### YOUR OBJECTIVE:
Produce an exact transcription of the listing below, omitting the pictures.
========
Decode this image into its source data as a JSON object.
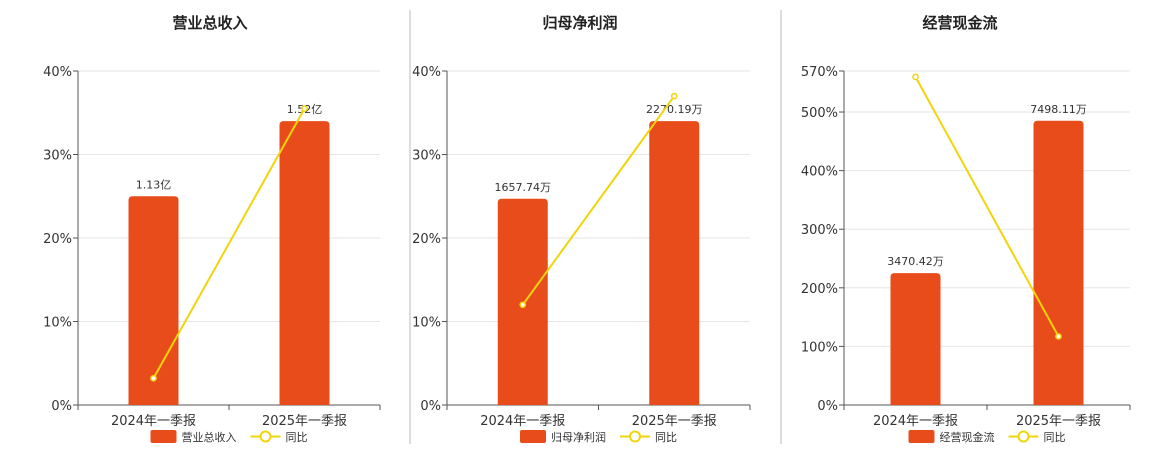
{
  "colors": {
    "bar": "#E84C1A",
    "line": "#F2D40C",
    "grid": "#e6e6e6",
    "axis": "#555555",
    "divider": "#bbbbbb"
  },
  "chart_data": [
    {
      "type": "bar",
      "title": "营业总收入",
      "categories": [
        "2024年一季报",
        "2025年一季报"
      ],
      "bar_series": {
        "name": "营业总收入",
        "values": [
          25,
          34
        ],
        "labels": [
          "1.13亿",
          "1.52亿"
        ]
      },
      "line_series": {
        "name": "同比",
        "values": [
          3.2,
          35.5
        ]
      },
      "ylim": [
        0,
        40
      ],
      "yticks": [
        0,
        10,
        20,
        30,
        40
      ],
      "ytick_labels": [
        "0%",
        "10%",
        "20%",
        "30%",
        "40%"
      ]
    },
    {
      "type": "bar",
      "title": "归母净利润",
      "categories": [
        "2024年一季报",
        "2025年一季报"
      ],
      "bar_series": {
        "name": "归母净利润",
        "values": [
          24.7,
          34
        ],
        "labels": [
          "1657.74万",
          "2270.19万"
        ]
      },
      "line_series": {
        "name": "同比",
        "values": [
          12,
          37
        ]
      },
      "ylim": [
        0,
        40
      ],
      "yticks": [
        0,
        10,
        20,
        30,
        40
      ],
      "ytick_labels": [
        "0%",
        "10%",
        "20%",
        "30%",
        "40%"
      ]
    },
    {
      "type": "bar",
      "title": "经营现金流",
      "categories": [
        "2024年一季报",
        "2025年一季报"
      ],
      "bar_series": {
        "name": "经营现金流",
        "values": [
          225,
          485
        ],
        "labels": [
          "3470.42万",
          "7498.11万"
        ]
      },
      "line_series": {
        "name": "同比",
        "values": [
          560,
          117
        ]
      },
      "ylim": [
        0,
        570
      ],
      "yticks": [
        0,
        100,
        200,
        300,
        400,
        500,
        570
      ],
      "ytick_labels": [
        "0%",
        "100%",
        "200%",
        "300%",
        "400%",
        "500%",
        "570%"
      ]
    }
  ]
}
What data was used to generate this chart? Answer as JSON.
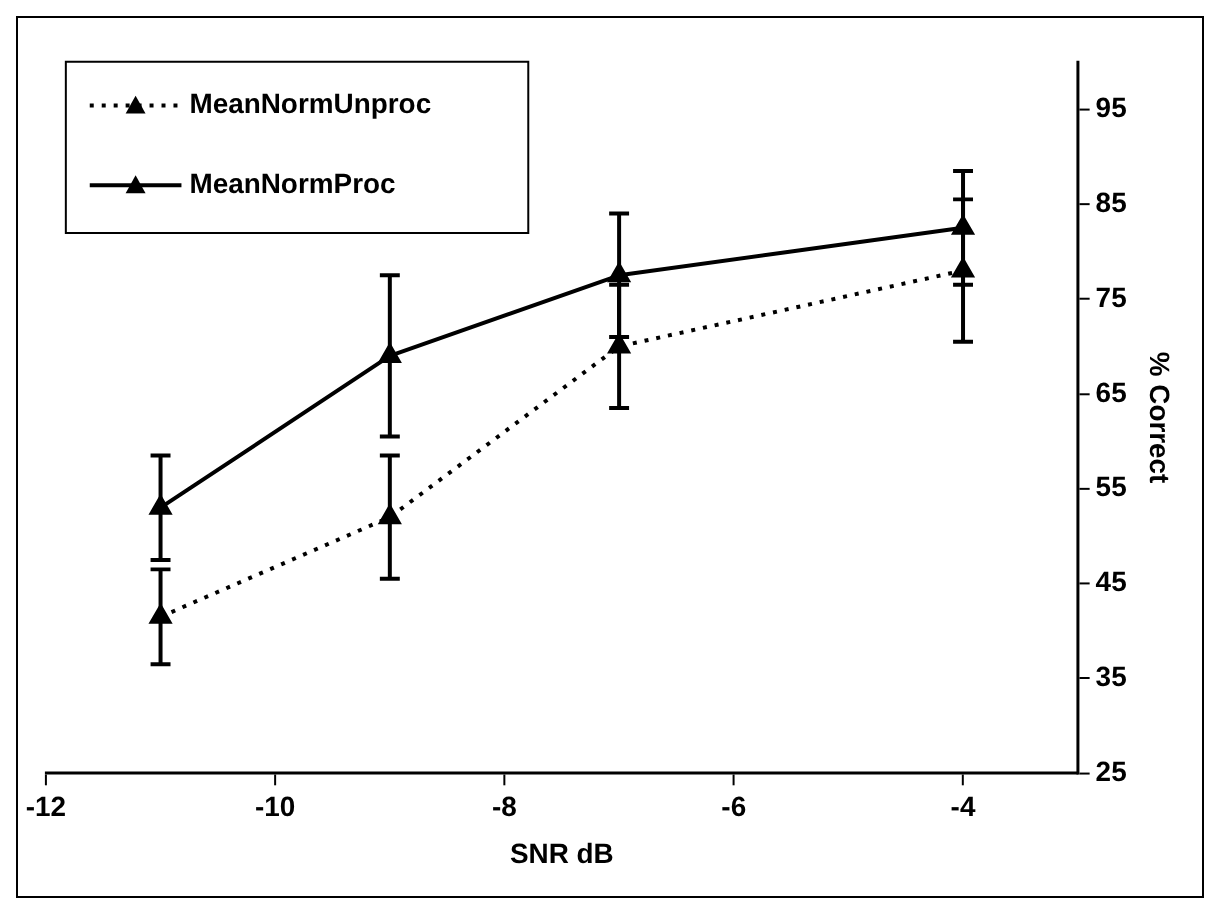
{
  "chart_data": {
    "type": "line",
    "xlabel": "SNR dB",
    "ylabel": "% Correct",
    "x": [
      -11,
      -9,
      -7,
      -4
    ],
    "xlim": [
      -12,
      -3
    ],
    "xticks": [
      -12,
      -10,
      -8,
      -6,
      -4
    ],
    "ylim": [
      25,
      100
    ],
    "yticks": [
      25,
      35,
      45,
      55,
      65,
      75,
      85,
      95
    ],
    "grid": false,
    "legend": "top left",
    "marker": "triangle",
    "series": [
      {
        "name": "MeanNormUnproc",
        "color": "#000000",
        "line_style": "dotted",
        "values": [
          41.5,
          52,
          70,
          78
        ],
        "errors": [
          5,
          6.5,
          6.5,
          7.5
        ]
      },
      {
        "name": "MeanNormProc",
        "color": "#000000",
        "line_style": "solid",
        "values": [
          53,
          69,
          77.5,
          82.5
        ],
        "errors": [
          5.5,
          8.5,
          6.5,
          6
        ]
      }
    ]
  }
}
========
### IN RESPONSE:
Decode this image into its source data as a JSON object.
{
  "colors": {
    "bar": "#E84C1A",
    "line": "#F2D40C",
    "grid": "#e6e6e6",
    "axis": "#555555",
    "divider": "#bbbbbb"
  },
  "chart_data": [
    {
      "type": "bar",
      "title": "营业总收入",
      "categories": [
        "2024年一季报",
        "2025年一季报"
      ],
      "bar_series": {
        "name": "营业总收入",
        "values": [
          25,
          34
        ],
        "labels": [
          "1.13亿",
          "1.52亿"
        ]
      },
      "line_series": {
        "name": "同比",
        "values": [
          3.2,
          35.5
        ]
      },
      "ylim": [
        0,
        40
      ],
      "yticks": [
        0,
        10,
        20,
        30,
        40
      ],
      "ytick_labels": [
        "0%",
        "10%",
        "20%",
        "30%",
        "40%"
      ]
    },
    {
      "type": "bar",
      "title": "归母净利润",
      "categories": [
        "2024年一季报",
        "2025年一季报"
      ],
      "bar_series": {
        "name": "归母净利润",
        "values": [
          24.7,
          34
        ],
        "labels": [
          "1657.74万",
          "2270.19万"
        ]
      },
      "line_series": {
        "name": "同比",
        "values": [
          12,
          37
        ]
      },
      "ylim": [
        0,
        40
      ],
      "yticks": [
        0,
        10,
        20,
        30,
        40
      ],
      "ytick_labels": [
        "0%",
        "10%",
        "20%",
        "30%",
        "40%"
      ]
    },
    {
      "type": "bar",
      "title": "经营现金流",
      "categories": [
        "2024年一季报",
        "2025年一季报"
      ],
      "bar_series": {
        "name": "经营现金流",
        "values": [
          225,
          485
        ],
        "labels": [
          "3470.42万",
          "7498.11万"
        ]
      },
      "line_series": {
        "name": "同比",
        "values": [
          560,
          117
        ]
      },
      "ylim": [
        0,
        570
      ],
      "yticks": [
        0,
        100,
        200,
        300,
        400,
        500,
        570
      ],
      "ytick_labels": [
        "0%",
        "100%",
        "200%",
        "300%",
        "400%",
        "500%",
        "570%"
      ]
    }
  ]
}
What data was used to generate this chart? Answer as JSON.
{
  "chart_data": {
    "type": "line",
    "xlabel": "SNR dB",
    "ylabel": "% Correct",
    "x": [
      -11,
      -9,
      -7,
      -4
    ],
    "xlim": [
      -12,
      -3
    ],
    "xticks": [
      -12,
      -10,
      -8,
      -6,
      -4
    ],
    "ylim": [
      25,
      100
    ],
    "yticks": [
      25,
      35,
      45,
      55,
      65,
      75,
      85,
      95
    ],
    "grid": false,
    "legend": "top left",
    "marker": "triangle",
    "series": [
      {
        "name": "MeanNormUnproc",
        "color": "#000000",
        "line_style": "dotted",
        "values": [
          41.5,
          52,
          70,
          78
        ],
        "errors": [
          5,
          6.5,
          6.5,
          7.5
        ]
      },
      {
        "name": "MeanNormProc",
        "color": "#000000",
        "line_style": "solid",
        "values": [
          53,
          69,
          77.5,
          82.5
        ],
        "errors": [
          5.5,
          8.5,
          6.5,
          6
        ]
      }
    ]
  }
}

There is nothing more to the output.